* START *
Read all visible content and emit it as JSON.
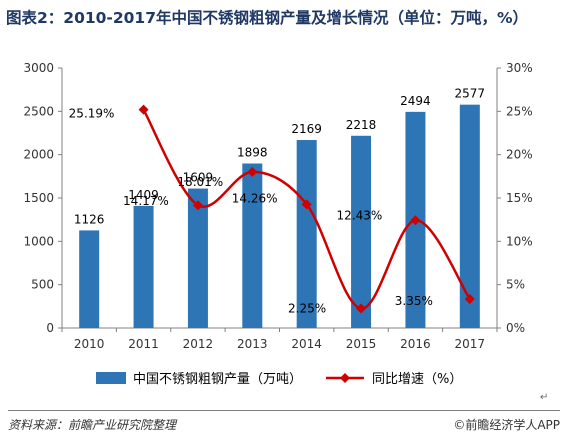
{
  "title": "图表2：2010-2017年中国不锈钢粗钢产量及增长情况（单位：万吨，%）",
  "source": "资料来源：前瞻产业研究院整理",
  "brand": "前瞻经济学人APP",
  "return_mark": "↵",
  "colors": {
    "bar": "#2e75b6",
    "line": "#d00000",
    "title": "#1f3864"
  },
  "chart_data": {
    "type": "bar+line",
    "categories": [
      "2010",
      "2011",
      "2012",
      "2013",
      "2014",
      "2015",
      "2016",
      "2017"
    ],
    "series": [
      {
        "name": "中国不锈钢粗钢产量（万吨）",
        "type": "bar",
        "axis": "left",
        "values": [
          1126,
          1409,
          1609,
          1898,
          2169,
          2218,
          2494,
          2577
        ],
        "labels": [
          "1126",
          "1409",
          "1609",
          "1898",
          "2169",
          "2218",
          "2494",
          "2577"
        ]
      },
      {
        "name": "同比增速（%）",
        "type": "line",
        "axis": "right",
        "values": [
          null,
          25.19,
          14.17,
          18.01,
          14.26,
          2.25,
          12.43,
          3.35
        ],
        "labels": [
          "",
          "25.19%",
          "14.17%",
          "18.01%",
          "14.26%",
          "2.25%",
          "12.43%",
          "3.35%"
        ]
      }
    ],
    "y_left": {
      "min": 0,
      "max": 3000,
      "ticks": [
        "0",
        "500",
        "1000",
        "1500",
        "2000",
        "2500",
        "3000"
      ]
    },
    "y_right": {
      "min": 0,
      "max": 30,
      "ticks": [
        "0%",
        "5%",
        "10%",
        "15%",
        "20%",
        "25%",
        "30%"
      ]
    },
    "grid": false,
    "legend": "bottom"
  }
}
* END *
* DIRECTION:
Using the data above, write out every line exactly, leaving the images behind.

* WRITTEN ANSWER:
Read all visible content and emit it as JSON.
{
  "title": "图表2：2010-2017年中国不锈钢粗钢产量及增长情况（单位：万吨，%）",
  "source": "资料来源：前瞻产业研究院整理",
  "brand": "前瞻经济学人APP",
  "return_mark": "↵",
  "colors": {
    "bar": "#2e75b6",
    "line": "#d00000",
    "title": "#1f3864"
  },
  "chart_data": {
    "type": "bar+line",
    "categories": [
      "2010",
      "2011",
      "2012",
      "2013",
      "2014",
      "2015",
      "2016",
      "2017"
    ],
    "series": [
      {
        "name": "中国不锈钢粗钢产量（万吨）",
        "type": "bar",
        "axis": "left",
        "values": [
          1126,
          1409,
          1609,
          1898,
          2169,
          2218,
          2494,
          2577
        ],
        "labels": [
          "1126",
          "1409",
          "1609",
          "1898",
          "2169",
          "2218",
          "2494",
          "2577"
        ]
      },
      {
        "name": "同比增速（%）",
        "type": "line",
        "axis": "right",
        "values": [
          null,
          25.19,
          14.17,
          18.01,
          14.26,
          2.25,
          12.43,
          3.35
        ],
        "labels": [
          "",
          "25.19%",
          "14.17%",
          "18.01%",
          "14.26%",
          "2.25%",
          "12.43%",
          "3.35%"
        ]
      }
    ],
    "y_left": {
      "min": 0,
      "max": 3000,
      "ticks": [
        "0",
        "500",
        "1000",
        "1500",
        "2000",
        "2500",
        "3000"
      ]
    },
    "y_right": {
      "min": 0,
      "max": 30,
      "ticks": [
        "0%",
        "5%",
        "10%",
        "15%",
        "20%",
        "25%",
        "30%"
      ]
    },
    "grid": false,
    "legend": "bottom"
  }
}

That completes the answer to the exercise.